YOUR OBJECTIVE:
Below are records; reproduce exactly the lines from the one containing "Extract all readable text from this page." through the end, both included, and only those.

STORED DATA:

++++++

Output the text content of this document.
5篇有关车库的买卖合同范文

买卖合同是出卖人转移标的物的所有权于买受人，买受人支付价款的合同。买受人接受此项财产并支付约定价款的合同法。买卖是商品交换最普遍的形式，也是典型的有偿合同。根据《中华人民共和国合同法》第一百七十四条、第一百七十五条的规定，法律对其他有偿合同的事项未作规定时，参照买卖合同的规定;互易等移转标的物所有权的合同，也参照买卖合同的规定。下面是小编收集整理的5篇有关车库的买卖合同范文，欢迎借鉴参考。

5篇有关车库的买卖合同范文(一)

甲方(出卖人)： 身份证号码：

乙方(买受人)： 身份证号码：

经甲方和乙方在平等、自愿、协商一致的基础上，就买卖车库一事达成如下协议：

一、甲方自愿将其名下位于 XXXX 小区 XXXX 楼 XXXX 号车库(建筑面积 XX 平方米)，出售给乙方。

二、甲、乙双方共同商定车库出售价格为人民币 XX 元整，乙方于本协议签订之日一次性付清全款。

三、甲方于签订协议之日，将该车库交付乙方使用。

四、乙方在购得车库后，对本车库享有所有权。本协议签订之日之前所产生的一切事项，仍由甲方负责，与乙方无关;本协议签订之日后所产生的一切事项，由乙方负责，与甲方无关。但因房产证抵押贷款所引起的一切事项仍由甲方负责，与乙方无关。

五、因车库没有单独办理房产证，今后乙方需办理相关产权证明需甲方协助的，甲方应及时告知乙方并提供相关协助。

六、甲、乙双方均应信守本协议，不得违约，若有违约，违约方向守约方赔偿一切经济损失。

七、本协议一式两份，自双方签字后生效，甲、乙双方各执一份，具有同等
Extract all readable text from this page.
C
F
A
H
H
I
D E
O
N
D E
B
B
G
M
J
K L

++++++

COMPLETED TASK:
Extract all readable text from this page.
C
F
A
H
H
I
D E
O
N
D E
B
B
G
M
J
K L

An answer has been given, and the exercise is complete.